Dear sirs,
I think I've found a bug or limitation with the way conntrack works. It's
been discovered several times:
* http://forum.voxilla.com/threads/pap2t-registers-only-on-manual-port-change.33252/
* http://tomatousb.org/forum/t-272891
* http://community.plus.net/forum/index.php?topic=61369.0;wap2
* http://www.spinics.net/lists/netfilter/msg53056.html
* https://www.google.co.uk/search?q=udp%20conntrack%20source%20address%20changes
* http://www.spinics.net/lists/netfilter/msg53056.html
Summary: UDP devices (e.g. SIP phones) that don't change their source
port, behind NAT, when routing to their destination changes, keep a
conntrack entry valid which contains the old (wrong) SNAT-to address and
reply address, so they are sent with the wrong IP and replies would not be
forwarded either.
(I apologise if this is already known and fixed; if so I would appreciate
a pointer to the fix or documentation).
The details:
This only seems to happen when you're using a UDP device behind a Linux
NAT router, and your routing to the destination host changes, because:
* You bring up a VPN tunnel and the SIP destination is at the other end of
that tunnel; or
* Your default route changes because you failover to another provider.
We observe packets from the UDP device leaving the router on the new
destination interface, but with the old source address, which is not
appropriate for that interface, and is thus discarded.
Ideally the UDP device would notice that its connection is down and try to
reconnect. If the source port changes (as it does with TCP), this works
around the problem, as a new conntrack entry is created and the old one
eventually discarded. However some UDP devices use a fixed port,
particularly ones that expect incoming connections, such as SIP devices.

[Records held in a dataset]
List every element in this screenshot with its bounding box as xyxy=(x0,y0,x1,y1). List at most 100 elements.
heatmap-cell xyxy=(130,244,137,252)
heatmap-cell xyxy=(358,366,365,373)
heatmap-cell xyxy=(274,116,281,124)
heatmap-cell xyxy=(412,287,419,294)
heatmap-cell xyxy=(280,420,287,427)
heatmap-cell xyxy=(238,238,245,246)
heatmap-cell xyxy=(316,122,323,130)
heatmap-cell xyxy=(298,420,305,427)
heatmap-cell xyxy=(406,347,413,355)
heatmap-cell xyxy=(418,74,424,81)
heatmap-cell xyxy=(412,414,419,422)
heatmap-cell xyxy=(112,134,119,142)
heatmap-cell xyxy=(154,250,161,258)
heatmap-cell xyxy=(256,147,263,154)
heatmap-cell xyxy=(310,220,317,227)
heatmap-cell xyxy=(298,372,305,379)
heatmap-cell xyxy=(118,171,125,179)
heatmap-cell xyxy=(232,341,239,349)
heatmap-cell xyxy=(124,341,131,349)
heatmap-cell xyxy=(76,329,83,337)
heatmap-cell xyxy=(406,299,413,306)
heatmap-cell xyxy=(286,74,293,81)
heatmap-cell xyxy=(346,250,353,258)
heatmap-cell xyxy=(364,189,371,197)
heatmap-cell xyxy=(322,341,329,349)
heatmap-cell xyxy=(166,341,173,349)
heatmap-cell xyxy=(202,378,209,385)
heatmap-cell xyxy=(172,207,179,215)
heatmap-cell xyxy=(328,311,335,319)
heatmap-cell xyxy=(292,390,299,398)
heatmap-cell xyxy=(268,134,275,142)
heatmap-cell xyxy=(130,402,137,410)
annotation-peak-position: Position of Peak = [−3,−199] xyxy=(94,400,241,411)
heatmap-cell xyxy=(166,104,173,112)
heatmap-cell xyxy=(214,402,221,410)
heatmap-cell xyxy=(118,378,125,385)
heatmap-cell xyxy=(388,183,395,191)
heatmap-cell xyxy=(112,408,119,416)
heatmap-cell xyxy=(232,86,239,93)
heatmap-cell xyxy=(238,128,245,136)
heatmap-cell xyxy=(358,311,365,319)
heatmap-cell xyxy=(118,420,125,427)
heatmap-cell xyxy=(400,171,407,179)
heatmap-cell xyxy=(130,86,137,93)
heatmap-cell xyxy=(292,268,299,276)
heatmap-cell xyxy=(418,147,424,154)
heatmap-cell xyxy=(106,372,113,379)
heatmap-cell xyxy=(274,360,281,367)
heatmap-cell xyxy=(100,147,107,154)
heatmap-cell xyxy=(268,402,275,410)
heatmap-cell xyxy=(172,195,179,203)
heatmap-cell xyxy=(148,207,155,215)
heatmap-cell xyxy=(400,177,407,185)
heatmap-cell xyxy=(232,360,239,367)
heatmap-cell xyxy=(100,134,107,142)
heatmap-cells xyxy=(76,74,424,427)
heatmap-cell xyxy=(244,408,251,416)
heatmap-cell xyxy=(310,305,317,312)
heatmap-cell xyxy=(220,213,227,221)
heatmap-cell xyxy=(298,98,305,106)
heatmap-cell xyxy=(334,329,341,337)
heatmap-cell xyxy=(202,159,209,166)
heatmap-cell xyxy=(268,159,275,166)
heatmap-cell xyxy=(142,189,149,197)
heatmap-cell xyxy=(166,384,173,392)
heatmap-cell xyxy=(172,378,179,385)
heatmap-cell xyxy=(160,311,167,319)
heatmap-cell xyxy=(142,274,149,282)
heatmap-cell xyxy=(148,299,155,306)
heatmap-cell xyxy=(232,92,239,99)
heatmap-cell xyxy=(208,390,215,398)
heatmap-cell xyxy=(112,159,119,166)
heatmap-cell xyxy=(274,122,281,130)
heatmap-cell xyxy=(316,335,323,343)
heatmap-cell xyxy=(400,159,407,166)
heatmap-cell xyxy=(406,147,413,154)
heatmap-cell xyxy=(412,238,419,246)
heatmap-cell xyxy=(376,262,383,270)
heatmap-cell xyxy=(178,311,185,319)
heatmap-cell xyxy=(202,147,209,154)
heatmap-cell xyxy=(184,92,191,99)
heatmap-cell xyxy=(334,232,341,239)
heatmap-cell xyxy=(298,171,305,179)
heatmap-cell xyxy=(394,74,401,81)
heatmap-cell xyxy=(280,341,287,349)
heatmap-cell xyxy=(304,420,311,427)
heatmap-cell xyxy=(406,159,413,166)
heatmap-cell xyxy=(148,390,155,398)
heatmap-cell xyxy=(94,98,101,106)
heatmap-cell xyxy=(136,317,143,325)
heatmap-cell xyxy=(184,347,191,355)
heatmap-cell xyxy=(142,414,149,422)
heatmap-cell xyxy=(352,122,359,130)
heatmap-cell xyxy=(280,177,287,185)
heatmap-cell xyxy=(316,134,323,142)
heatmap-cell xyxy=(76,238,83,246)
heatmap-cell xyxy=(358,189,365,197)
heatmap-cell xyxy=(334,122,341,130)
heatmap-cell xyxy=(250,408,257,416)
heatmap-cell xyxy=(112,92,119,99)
...
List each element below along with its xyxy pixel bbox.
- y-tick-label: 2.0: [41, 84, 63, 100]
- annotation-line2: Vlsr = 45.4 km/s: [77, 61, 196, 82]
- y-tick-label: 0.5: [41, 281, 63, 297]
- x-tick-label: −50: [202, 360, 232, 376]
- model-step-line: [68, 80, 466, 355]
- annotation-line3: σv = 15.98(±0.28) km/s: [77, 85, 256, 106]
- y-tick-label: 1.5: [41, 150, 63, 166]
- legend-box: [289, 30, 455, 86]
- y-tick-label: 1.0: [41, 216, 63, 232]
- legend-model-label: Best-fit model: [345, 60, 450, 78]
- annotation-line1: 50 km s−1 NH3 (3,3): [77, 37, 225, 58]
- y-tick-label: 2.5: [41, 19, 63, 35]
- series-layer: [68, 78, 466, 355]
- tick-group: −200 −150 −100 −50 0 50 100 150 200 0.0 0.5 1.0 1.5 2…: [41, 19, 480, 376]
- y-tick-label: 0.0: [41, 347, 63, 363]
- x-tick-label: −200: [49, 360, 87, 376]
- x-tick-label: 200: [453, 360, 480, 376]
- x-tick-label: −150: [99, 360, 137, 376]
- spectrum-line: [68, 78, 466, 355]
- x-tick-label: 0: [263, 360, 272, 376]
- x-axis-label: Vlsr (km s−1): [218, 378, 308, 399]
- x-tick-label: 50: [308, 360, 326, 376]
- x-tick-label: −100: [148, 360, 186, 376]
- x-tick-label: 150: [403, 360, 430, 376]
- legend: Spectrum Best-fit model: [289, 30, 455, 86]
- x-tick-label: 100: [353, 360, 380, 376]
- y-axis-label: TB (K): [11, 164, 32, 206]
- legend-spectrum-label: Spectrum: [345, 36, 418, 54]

* Exercise instructions *
#1 In the conntrack bug report, which UDP devices tend to use a fixed port?
#2 Rewrite the records starting at the line that has "List each element" and ending after the line that has "- legend-box: [289, 30, 455, 86]", replacing "y-tick-label" with "vertical-tick-label" and leaving everything else unchanged.

* Answers to the exercise *
#1 Ones that expect incoming connections, such as SIP devices.

#2
List each element below along with its xyxy pixel bbox.
- vertical-tick-label: 2.0: [41, 84, 63, 100]
- annotation-line2: Vlsr = 45.4 km/s: [77, 61, 196, 82]
- vertical-tick-label: 0.5: [41, 281, 63, 297]
- x-tick-label: −50: [202, 360, 232, 376]
- model-step-line: [68, 80, 466, 355]
- annotation-line3: σv = 15.98(±0.28) km/s: [77, 85, 256, 106]
- vertical-tick-label: 1.5: [41, 150, 63, 166]
- legend-box: [289, 30, 455, 86]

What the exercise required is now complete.